-- Begin Extracted data --
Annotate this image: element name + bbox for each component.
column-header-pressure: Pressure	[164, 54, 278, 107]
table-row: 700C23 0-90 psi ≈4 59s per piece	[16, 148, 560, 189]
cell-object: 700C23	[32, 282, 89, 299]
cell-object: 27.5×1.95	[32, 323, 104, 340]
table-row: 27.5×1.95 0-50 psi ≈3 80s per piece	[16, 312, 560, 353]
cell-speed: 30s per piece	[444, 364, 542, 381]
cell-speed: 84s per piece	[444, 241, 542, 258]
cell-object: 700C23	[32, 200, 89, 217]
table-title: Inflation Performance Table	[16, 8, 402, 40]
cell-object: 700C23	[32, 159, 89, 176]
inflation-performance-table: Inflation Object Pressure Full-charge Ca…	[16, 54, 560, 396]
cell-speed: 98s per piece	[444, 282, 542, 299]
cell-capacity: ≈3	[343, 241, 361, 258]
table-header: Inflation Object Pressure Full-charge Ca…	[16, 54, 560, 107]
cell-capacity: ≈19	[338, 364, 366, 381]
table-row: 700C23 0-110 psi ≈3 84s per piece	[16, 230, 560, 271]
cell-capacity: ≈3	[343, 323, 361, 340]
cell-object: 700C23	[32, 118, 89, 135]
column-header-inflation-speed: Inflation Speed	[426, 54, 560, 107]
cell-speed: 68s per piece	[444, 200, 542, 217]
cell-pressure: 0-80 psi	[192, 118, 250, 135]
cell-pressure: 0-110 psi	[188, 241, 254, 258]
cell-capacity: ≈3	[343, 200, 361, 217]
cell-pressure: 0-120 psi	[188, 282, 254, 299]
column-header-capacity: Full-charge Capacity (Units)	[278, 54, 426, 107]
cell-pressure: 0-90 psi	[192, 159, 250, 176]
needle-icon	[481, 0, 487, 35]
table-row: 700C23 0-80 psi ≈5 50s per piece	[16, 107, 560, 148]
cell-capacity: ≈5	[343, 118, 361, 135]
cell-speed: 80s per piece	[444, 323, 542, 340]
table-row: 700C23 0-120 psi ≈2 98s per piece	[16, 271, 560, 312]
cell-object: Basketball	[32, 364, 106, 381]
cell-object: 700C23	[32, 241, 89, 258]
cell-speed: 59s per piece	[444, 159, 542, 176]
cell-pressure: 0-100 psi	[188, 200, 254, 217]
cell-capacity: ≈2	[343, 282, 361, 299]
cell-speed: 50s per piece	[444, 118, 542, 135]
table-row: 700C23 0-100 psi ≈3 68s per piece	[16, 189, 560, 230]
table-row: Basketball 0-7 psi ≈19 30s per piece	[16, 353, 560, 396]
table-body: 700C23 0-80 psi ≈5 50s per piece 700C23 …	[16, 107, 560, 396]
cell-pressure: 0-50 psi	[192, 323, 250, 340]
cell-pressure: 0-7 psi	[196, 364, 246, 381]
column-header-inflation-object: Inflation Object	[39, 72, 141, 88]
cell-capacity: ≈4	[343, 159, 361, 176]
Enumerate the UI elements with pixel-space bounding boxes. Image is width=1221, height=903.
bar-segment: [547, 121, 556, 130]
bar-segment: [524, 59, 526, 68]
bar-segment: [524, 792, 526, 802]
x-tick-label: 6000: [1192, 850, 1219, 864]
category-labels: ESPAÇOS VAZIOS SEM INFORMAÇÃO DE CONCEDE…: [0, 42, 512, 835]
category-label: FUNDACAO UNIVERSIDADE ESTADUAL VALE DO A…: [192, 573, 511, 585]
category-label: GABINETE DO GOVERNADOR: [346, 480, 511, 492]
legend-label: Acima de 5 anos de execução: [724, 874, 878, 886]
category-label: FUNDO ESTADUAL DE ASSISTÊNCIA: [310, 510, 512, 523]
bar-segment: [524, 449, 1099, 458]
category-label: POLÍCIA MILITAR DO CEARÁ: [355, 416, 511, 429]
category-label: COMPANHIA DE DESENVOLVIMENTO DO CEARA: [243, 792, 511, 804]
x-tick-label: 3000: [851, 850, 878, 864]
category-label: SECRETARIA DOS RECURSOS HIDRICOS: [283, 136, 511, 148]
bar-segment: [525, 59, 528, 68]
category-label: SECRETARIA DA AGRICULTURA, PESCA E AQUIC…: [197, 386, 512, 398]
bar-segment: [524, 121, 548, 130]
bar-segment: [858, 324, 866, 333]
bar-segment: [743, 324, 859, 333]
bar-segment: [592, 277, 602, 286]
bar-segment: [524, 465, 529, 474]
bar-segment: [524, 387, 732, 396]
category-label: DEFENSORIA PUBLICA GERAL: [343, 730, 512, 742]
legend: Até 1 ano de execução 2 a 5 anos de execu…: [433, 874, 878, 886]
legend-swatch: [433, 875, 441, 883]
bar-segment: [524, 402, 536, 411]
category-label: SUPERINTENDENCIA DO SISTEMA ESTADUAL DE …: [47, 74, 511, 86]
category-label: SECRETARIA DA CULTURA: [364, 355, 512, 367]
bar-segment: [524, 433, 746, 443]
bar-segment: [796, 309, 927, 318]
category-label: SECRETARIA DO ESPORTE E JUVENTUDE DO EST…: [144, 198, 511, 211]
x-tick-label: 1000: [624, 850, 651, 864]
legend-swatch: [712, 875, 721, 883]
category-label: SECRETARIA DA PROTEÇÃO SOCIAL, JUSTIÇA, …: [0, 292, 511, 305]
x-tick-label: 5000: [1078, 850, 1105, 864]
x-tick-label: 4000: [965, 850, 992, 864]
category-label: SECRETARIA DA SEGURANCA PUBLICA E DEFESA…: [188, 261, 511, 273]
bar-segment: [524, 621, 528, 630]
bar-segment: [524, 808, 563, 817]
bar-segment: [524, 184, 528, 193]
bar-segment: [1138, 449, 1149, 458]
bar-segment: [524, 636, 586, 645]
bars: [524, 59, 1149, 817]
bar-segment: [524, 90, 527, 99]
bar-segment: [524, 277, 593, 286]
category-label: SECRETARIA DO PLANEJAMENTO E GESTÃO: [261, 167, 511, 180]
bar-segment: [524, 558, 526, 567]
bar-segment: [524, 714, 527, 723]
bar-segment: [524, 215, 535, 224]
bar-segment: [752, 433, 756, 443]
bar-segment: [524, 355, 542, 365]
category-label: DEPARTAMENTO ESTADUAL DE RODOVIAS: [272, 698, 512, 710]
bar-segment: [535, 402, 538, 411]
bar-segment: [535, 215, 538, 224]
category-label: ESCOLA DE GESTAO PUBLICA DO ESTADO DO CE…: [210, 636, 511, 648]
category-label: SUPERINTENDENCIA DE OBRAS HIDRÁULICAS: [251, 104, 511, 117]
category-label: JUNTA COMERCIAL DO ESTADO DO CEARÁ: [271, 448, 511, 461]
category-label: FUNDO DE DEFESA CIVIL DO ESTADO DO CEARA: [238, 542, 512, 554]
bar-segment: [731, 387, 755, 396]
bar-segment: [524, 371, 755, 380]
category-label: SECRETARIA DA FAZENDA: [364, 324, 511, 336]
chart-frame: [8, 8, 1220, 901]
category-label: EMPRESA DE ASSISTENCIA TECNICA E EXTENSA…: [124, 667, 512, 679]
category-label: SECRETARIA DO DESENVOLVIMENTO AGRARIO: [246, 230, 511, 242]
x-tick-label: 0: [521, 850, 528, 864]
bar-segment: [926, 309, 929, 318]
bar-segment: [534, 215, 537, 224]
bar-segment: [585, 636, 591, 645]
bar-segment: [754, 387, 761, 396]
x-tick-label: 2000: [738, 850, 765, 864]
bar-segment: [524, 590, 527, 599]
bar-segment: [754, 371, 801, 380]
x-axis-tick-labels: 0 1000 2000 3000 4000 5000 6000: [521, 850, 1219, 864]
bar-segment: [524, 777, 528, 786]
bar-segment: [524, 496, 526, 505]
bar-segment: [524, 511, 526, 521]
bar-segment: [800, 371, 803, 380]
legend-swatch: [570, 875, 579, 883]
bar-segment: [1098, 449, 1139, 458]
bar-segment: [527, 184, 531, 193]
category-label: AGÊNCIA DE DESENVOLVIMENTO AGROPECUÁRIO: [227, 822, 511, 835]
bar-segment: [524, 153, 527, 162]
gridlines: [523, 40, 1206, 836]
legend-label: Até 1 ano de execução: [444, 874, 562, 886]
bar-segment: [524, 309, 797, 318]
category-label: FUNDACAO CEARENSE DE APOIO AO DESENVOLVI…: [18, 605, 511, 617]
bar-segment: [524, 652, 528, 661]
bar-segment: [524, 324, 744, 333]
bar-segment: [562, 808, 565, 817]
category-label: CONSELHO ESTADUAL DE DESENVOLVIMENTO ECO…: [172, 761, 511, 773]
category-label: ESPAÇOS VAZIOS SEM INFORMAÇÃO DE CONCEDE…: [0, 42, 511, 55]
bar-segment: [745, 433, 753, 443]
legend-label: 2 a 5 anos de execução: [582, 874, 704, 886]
-- End Extracted data --
-- Begin Extracted data --
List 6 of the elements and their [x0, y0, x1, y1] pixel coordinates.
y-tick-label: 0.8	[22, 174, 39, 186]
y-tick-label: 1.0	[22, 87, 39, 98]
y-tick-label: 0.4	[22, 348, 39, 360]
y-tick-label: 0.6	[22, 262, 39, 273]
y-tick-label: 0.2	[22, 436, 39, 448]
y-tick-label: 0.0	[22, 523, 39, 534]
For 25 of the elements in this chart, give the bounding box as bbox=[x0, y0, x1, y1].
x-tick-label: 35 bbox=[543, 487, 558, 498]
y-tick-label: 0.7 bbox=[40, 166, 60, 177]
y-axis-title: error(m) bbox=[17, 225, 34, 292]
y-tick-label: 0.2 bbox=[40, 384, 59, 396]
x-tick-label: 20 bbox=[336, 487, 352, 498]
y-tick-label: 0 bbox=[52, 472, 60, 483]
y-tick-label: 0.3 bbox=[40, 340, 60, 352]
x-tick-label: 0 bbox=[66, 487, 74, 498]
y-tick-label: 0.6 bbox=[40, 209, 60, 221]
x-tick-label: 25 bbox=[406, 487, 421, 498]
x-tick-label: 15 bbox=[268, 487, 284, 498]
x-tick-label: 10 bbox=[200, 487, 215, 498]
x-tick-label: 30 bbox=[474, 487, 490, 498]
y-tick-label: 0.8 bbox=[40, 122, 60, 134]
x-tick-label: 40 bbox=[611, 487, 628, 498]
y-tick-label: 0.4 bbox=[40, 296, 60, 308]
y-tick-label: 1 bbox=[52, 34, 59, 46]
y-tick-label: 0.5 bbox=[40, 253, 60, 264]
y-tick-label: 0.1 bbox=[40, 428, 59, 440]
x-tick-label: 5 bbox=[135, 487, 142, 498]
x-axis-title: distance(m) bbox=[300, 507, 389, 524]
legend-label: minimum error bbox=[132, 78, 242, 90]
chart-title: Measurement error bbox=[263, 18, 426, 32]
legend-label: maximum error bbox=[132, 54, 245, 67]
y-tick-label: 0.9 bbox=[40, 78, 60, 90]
-- End Extracted data --
-- Begin Extracted data --
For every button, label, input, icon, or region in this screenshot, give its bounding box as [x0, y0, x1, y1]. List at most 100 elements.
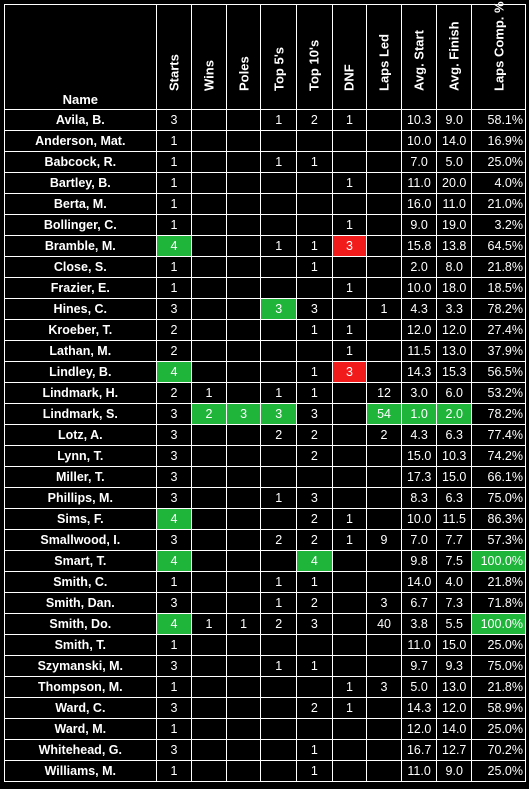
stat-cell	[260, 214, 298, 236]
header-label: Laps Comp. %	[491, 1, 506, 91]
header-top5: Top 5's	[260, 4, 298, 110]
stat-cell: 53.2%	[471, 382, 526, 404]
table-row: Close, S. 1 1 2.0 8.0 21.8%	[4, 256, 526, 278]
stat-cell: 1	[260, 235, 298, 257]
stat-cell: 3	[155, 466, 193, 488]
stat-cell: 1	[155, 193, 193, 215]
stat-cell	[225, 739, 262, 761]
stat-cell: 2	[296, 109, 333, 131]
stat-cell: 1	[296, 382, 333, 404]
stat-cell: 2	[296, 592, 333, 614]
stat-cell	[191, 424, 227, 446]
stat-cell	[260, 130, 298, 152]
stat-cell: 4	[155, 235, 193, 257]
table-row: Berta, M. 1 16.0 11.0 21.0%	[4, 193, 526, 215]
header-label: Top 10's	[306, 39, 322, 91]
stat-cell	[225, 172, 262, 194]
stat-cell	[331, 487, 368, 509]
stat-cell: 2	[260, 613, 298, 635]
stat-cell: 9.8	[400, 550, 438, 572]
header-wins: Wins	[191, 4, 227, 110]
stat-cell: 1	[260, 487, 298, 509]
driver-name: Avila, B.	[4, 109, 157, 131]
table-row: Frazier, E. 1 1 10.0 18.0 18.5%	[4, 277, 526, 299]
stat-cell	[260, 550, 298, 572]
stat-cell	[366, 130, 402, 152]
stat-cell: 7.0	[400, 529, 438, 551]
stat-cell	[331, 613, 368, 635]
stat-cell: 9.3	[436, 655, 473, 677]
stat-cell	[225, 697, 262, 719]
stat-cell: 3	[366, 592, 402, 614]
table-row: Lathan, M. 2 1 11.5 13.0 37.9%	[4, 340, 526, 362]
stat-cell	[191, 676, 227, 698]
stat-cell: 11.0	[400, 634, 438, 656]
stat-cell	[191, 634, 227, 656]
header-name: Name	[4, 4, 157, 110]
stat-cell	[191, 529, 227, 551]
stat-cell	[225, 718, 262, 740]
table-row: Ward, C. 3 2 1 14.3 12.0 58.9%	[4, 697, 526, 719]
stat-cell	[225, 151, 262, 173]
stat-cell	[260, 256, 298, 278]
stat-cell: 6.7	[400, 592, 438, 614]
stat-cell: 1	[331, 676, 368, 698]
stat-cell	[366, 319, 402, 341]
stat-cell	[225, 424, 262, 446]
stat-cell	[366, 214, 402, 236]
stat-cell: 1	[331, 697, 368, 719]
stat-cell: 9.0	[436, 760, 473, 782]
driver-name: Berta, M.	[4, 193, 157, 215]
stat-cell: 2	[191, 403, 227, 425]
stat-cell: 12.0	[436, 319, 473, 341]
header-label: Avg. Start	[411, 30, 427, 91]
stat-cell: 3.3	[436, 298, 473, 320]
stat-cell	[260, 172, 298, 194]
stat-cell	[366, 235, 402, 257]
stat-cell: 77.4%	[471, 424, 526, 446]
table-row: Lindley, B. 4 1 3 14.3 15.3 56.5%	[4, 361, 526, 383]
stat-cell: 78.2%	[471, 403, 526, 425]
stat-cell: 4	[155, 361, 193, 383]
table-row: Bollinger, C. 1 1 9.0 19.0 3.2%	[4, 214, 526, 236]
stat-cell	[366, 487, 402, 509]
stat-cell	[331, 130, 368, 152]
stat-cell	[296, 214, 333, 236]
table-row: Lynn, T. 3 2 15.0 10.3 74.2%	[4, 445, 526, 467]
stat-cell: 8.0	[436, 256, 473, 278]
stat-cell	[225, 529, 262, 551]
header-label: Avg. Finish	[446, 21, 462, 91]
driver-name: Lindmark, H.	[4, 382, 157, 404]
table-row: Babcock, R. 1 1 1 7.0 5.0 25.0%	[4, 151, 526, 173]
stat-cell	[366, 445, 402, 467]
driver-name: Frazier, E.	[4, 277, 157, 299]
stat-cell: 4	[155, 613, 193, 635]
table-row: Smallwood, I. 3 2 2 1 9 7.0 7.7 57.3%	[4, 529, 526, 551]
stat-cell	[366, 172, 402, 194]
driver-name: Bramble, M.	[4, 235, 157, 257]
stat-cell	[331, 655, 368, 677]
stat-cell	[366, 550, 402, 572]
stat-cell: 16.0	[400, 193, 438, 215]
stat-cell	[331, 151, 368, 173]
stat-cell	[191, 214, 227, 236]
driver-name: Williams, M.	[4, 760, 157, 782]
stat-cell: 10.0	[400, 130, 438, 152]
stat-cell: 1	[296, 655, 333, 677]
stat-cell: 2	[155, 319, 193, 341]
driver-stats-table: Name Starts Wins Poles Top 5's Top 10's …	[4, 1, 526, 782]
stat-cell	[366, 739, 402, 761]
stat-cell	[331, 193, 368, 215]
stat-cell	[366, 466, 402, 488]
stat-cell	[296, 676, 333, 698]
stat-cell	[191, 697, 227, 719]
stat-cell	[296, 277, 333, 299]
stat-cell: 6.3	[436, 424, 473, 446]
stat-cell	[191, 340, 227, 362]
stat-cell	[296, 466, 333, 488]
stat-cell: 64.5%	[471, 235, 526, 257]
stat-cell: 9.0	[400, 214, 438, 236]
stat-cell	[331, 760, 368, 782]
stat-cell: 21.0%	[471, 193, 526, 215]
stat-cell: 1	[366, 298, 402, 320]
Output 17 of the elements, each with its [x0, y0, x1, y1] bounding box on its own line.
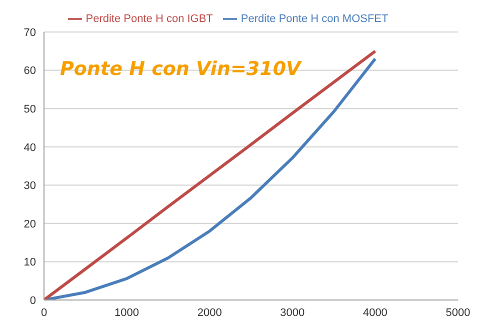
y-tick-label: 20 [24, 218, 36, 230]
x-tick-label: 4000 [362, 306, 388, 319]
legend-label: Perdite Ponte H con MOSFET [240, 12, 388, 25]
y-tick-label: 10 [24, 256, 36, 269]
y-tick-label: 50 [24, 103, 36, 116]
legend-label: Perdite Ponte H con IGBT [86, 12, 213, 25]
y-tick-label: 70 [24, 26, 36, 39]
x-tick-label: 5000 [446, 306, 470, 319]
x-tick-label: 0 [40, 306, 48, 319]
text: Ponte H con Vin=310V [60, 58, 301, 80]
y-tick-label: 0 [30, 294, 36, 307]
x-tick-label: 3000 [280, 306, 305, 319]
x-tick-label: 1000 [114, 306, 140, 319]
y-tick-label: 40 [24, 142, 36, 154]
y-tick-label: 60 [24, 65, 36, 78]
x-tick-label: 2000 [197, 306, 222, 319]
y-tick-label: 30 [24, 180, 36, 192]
-- End Extracted data --
## Problem to solve
Reproduce the part that opens with the line containing "y-tick-label: 20 [24, 218, 36, 230]" and closes with the line containing "y-tick-label: 30 [24, 180, 36, 192]", renaming "legend-label" to "legend-entry" throughout and leaving everything else unchanged.

## Exercise solution
y-tick-label: 20 [24, 218, 36, 230]
x-tick-label: 4000 [362, 306, 388, 319]
legend-entry: Perdite Ponte H con MOSFET [240, 12, 388, 25]
y-tick-label: 10 [24, 256, 36, 269]
y-tick-label: 50 [24, 103, 36, 116]
legend-entry: Perdite Ponte H con IGBT [86, 12, 213, 25]
y-tick-label: 70 [24, 26, 36, 39]
x-tick-label: 5000 [446, 306, 470, 319]
x-tick-label: 0 [40, 306, 48, 319]
text: Ponte H con Vin=310V [60, 58, 301, 80]
y-tick-label: 0 [30, 294, 36, 307]
x-tick-label: 3000 [280, 306, 305, 319]
x-tick-label: 1000 [114, 306, 140, 319]
y-tick-label: 40 [24, 142, 36, 154]
y-tick-label: 60 [24, 65, 36, 78]
x-tick-label: 2000 [197, 306, 222, 319]
y-tick-label: 30 [24, 180, 36, 192]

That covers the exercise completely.